- WHAT THE TASK ASKS -
Quote the listing below in its entirety, omitting every image.

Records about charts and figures
——

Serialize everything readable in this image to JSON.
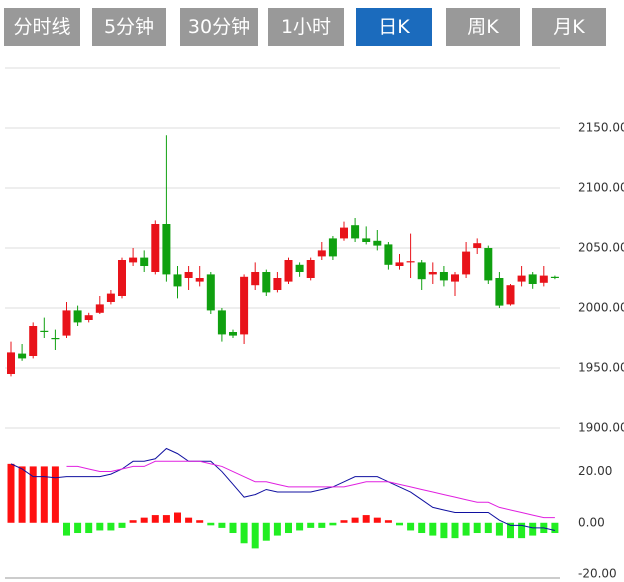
{
  "tabs": {
    "items": [
      "分时线",
      "5分钟",
      "30分钟",
      "1小时",
      "日K",
      "周K",
      "月K"
    ],
    "active": 4
  },
  "chart_data": [
    {
      "type": "candlestick",
      "up_color": "#e8131a",
      "down_color": "#10a010",
      "grid": true,
      "ylim": [
        1900,
        2200
      ],
      "yticks": [
        {
          "value": 1900,
          "label": "1900.00"
        },
        {
          "value": 1950,
          "label": "1950.00"
        },
        {
          "value": 2000,
          "label": "2000.00"
        },
        {
          "value": 2050,
          "label": "2050.00"
        },
        {
          "value": 2100,
          "label": "2100.00"
        },
        {
          "value": 2150,
          "label": "2150.00"
        }
      ],
      "open": [
        1945,
        1962,
        1960,
        1981,
        1975,
        1977,
        1998,
        1990,
        1996,
        2005,
        2010,
        2038,
        2042,
        2030,
        2070,
        2028,
        2025,
        2022,
        2028,
        1998,
        1980,
        1978,
        2019,
        2030,
        2015,
        2022,
        2036,
        2025,
        2043,
        2058,
        2058,
        2069,
        2058,
        2056,
        2053,
        2035,
        2038,
        2038,
        2028,
        2030,
        2022,
        2028,
        2050,
        2050,
        2025,
        2003,
        2022,
        2028,
        2021,
        2026
      ],
      "high": [
        1972,
        1970,
        1988,
        1992,
        1982,
        2005,
        2002,
        1996,
        2010,
        2015,
        2042,
        2050,
        2048,
        2073,
        2144,
        2035,
        2035,
        2035,
        2030,
        2000,
        1982,
        2028,
        2038,
        2032,
        2030,
        2042,
        2038,
        2042,
        2055,
        2060,
        2072,
        2075,
        2068,
        2065,
        2055,
        2045,
        2062,
        2040,
        2038,
        2035,
        2030,
        2055,
        2058,
        2052,
        2030,
        2020,
        2035,
        2030,
        2035,
        2027
      ],
      "low": [
        1943,
        1956,
        1958,
        1975,
        1965,
        1975,
        1985,
        1988,
        1995,
        2003,
        2008,
        2035,
        2030,
        2028,
        2022,
        2008,
        2015,
        2018,
        1995,
        1972,
        1975,
        1970,
        2015,
        2010,
        2013,
        2020,
        2026,
        2023,
        2040,
        2040,
        2056,
        2055,
        2053,
        2048,
        2032,
        2032,
        2025,
        2015,
        2020,
        2018,
        2010,
        2025,
        2045,
        2020,
        2000,
        2002,
        2018,
        2016,
        2018,
        2024
      ],
      "close": [
        1963,
        1958,
        1985,
        1980,
        1974,
        1998,
        1988,
        1994,
        2003,
        2012,
        2040,
        2042,
        2035,
        2070,
        2028,
        2018,
        2030,
        2025,
        1998,
        1978,
        1977,
        2026,
        2030,
        2013,
        2025,
        2040,
        2030,
        2040,
        2048,
        2043,
        2067,
        2058,
        2055,
        2052,
        2036,
        2038,
        2039,
        2024,
        2030,
        2023,
        2028,
        2047,
        2054,
        2023,
        2002,
        2019,
        2027,
        2020,
        2027,
        2025
      ]
    },
    {
      "type": "combo",
      "grid": false,
      "ylim": [
        -20,
        37
      ],
      "yticks": [
        {
          "value": -20,
          "label": "-20.00"
        },
        {
          "value": 0,
          "label": "0.00"
        },
        {
          "value": 20,
          "label": "20.00"
        }
      ],
      "series": [
        {
          "type": "bar",
          "up_color": "#ff1010",
          "down_color": "#22ee22",
          "values": [
            23,
            22,
            22,
            22,
            22,
            -5,
            -4,
            -4,
            -3,
            -3,
            -2,
            1,
            2,
            3,
            3,
            4,
            2,
            1,
            -1,
            -2,
            -4,
            -8,
            -10,
            -7,
            -5,
            -4,
            -3,
            -2,
            -2,
            -1,
            1,
            2,
            3,
            2,
            1,
            -1,
            -3,
            -4,
            -5,
            -6,
            -6,
            -5,
            -4,
            -4,
            -5,
            -6,
            -6,
            -5,
            -4,
            -4
          ]
        },
        {
          "type": "line",
          "color": "#1010a0",
          "values": [
            23,
            21,
            18,
            18,
            17.6,
            18,
            18,
            18,
            18,
            19,
            21,
            24,
            24,
            25,
            29,
            27,
            24,
            24,
            24,
            20,
            15,
            10,
            11,
            13,
            12,
            12,
            12,
            12,
            13,
            14,
            16,
            18,
            18,
            18,
            16,
            14,
            12,
            9,
            6,
            5,
            4,
            4,
            4,
            4,
            1,
            -1,
            -1,
            -2,
            -2,
            -3
          ]
        },
        {
          "type": "line",
          "color": "#e020e0",
          "values": [
            null,
            null,
            null,
            null,
            null,
            22,
            22,
            21,
            20,
            20,
            21,
            22,
            22,
            24,
            24,
            24,
            24,
            24,
            23,
            22,
            20,
            18,
            16,
            16,
            15,
            14,
            14,
            14,
            14,
            14,
            14,
            15,
            16,
            16,
            16,
            15,
            14,
            13,
            12,
            11,
            10,
            9,
            8,
            8,
            6,
            5,
            4,
            3,
            2,
            2
          ]
        }
      ]
    }
  ]
}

——

- RESULT FOR THIS TASK -
Serialize everything readable in this image to JSON.
{
  "tabs": {
    "items": [
      "分时线",
      "5分钟",
      "30分钟",
      "1小时",
      "日K",
      "周K",
      "月K"
    ],
    "active": 4
  },
  "chart_data": [
    {
      "type": "candlestick",
      "up_color": "#e8131a",
      "down_color": "#10a010",
      "grid": true,
      "ylim": [
        1900,
        2200
      ],
      "yticks": [
        {
          "value": 1900,
          "label": "1900.00"
        },
        {
          "value": 1950,
          "label": "1950.00"
        },
        {
          "value": 2000,
          "label": "2000.00"
        },
        {
          "value": 2050,
          "label": "2050.00"
        },
        {
          "value": 2100,
          "label": "2100.00"
        },
        {
          "value": 2150,
          "label": "2150.00"
        }
      ],
      "open": [
        1945,
        1962,
        1960,
        1981,
        1975,
        1977,
        1998,
        1990,
        1996,
        2005,
        2010,
        2038,
        2042,
        2030,
        2070,
        2028,
        2025,
        2022,
        2028,
        1998,
        1980,
        1978,
        2019,
        2030,
        2015,
        2022,
        2036,
        2025,
        2043,
        2058,
        2058,
        2069,
        2058,
        2056,
        2053,
        2035,
        2038,
        2038,
        2028,
        2030,
        2022,
        2028,
        2050,
        2050,
        2025,
        2003,
        2022,
        2028,
        2021,
        2026
      ],
      "high": [
        1972,
        1970,
        1988,
        1992,
        1982,
        2005,
        2002,
        1996,
        2010,
        2015,
        2042,
        2050,
        2048,
        2073,
        2144,
        2035,
        2035,
        2035,
        2030,
        2000,
        1982,
        2028,
        2038,
        2032,
        2030,
        2042,
        2038,
        2042,
        2055,
        2060,
        2072,
        2075,
        2068,
        2065,
        2055,
        2045,
        2062,
        2040,
        2038,
        2035,
        2030,
        2055,
        2058,
        2052,
        2030,
        2020,
        2035,
        2030,
        2035,
        2027
      ],
      "low": [
        1943,
        1956,
        1958,
        1975,
        1965,
        1975,
        1985,
        1988,
        1995,
        2003,
        2008,
        2035,
        2030,
        2028,
        2022,
        2008,
        2015,
        2018,
        1995,
        1972,
        1975,
        1970,
        2015,
        2010,
        2013,
        2020,
        2026,
        2023,
        2040,
        2040,
        2056,
        2055,
        2053,
        2048,
        2032,
        2032,
        2025,
        2015,
        2020,
        2018,
        2010,
        2025,
        2045,
        2020,
        2000,
        2002,
        2018,
        2016,
        2018,
        2024
      ],
      "close": [
        1963,
        1958,
        1985,
        1980,
        1974,
        1998,
        1988,
        1994,
        2003,
        2012,
        2040,
        2042,
        2035,
        2070,
        2028,
        2018,
        2030,
        2025,
        1998,
        1978,
        1977,
        2026,
        2030,
        2013,
        2025,
        2040,
        2030,
        2040,
        2048,
        2043,
        2067,
        2058,
        2055,
        2052,
        2036,
        2038,
        2039,
        2024,
        2030,
        2023,
        2028,
        2047,
        2054,
        2023,
        2002,
        2019,
        2027,
        2020,
        2027,
        2025
      ]
    },
    {
      "type": "combo",
      "grid": false,
      "ylim": [
        -20,
        37
      ],
      "yticks": [
        {
          "value": -20,
          "label": "-20.00"
        },
        {
          "value": 0,
          "label": "0.00"
        },
        {
          "value": 20,
          "label": "20.00"
        }
      ],
      "series": [
        {
          "type": "bar",
          "up_color": "#ff1010",
          "down_color": "#22ee22",
          "values": [
            23,
            22,
            22,
            22,
            22,
            -5,
            -4,
            -4,
            -3,
            -3,
            -2,
            1,
            2,
            3,
            3,
            4,
            2,
            1,
            -1,
            -2,
            -4,
            -8,
            -10,
            -7,
            -5,
            -4,
            -3,
            -2,
            -2,
            -1,
            1,
            2,
            3,
            2,
            1,
            -1,
            -3,
            -4,
            -5,
            -6,
            -6,
            -5,
            -4,
            -4,
            -5,
            -6,
            -6,
            -5,
            -4,
            -4
          ]
        },
        {
          "type": "line",
          "color": "#1010a0",
          "values": [
            23,
            21,
            18,
            18,
            17.6,
            18,
            18,
            18,
            18,
            19,
            21,
            24,
            24,
            25,
            29,
            27,
            24,
            24,
            24,
            20,
            15,
            10,
            11,
            13,
            12,
            12,
            12,
            12,
            13,
            14,
            16,
            18,
            18,
            18,
            16,
            14,
            12,
            9,
            6,
            5,
            4,
            4,
            4,
            4,
            1,
            -1,
            -1,
            -2,
            -2,
            -3
          ]
        },
        {
          "type": "line",
          "color": "#e020e0",
          "values": [
            null,
            null,
            null,
            null,
            null,
            22,
            22,
            21,
            20,
            20,
            21,
            22,
            22,
            24,
            24,
            24,
            24,
            24,
            23,
            22,
            20,
            18,
            16,
            16,
            15,
            14,
            14,
            14,
            14,
            14,
            14,
            15,
            16,
            16,
            16,
            15,
            14,
            13,
            12,
            11,
            10,
            9,
            8,
            8,
            6,
            5,
            4,
            3,
            2,
            2
          ]
        }
      ]
    }
  ]
}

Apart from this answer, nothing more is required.